--- RAW DATA ---
(begin)

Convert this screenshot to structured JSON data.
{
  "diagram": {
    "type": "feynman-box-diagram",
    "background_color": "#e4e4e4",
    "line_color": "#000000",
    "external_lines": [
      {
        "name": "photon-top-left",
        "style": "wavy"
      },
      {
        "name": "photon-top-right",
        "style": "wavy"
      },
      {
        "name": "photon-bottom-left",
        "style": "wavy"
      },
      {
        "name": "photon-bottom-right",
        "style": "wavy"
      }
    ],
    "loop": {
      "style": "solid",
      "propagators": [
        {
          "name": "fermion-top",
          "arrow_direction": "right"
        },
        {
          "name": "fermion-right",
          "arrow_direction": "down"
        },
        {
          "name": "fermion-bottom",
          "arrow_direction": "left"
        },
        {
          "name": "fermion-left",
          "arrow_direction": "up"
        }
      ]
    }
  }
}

(end)

--- WHAT IS REQUIRED ---
From the entries above, copy every line where the word "left" shows up.

--- OUTPUT OF THE TASK ---
        "name": "photon-top-left",
        "name": "photon-bottom-left",
          "arrow_direction": "left"
          "name": "fermion-left",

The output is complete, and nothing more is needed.